Below you will find a set of lines. Repeat them all exactly.

## [PROVIDED RECORDS]

-- Begin --

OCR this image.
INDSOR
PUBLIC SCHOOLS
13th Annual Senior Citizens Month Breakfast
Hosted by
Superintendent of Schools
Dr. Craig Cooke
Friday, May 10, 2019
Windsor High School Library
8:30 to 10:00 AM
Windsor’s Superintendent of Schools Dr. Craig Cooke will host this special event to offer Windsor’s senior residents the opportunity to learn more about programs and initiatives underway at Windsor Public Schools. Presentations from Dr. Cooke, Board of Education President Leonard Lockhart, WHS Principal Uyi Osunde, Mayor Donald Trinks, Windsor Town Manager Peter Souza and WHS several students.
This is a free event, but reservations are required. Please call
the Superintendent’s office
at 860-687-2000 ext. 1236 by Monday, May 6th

-- End --

## [EXERCISE ANSWER]
OCR this image.
INDSOR
PUBLIC SCHOOLS
13th Annual Senior Citizens Month Breakfast
Hosted by
Superintendent of Schools
Dr. Craig Cooke
Friday, May 10, 2019
Windsor High School Library
8:30 to 10:00 AM
Windsor’s Superintendent of Schools Dr. Craig Cooke will host this special event to offer Windsor’s senior residents the opportunity to learn more about programs and initiatives underway at Windsor Public Schools. Presentations from Dr. Cooke, Board of Education President Leonard Lockhart, WHS Principal Uyi Osunde, Mayor Donald Trinks, Windsor Town Manager Peter Souza and WHS several students.
This is a free event, but reservations are required. Please call
the Superintendent’s office
at 860-687-2000 ext. 1236 by Monday, May 6th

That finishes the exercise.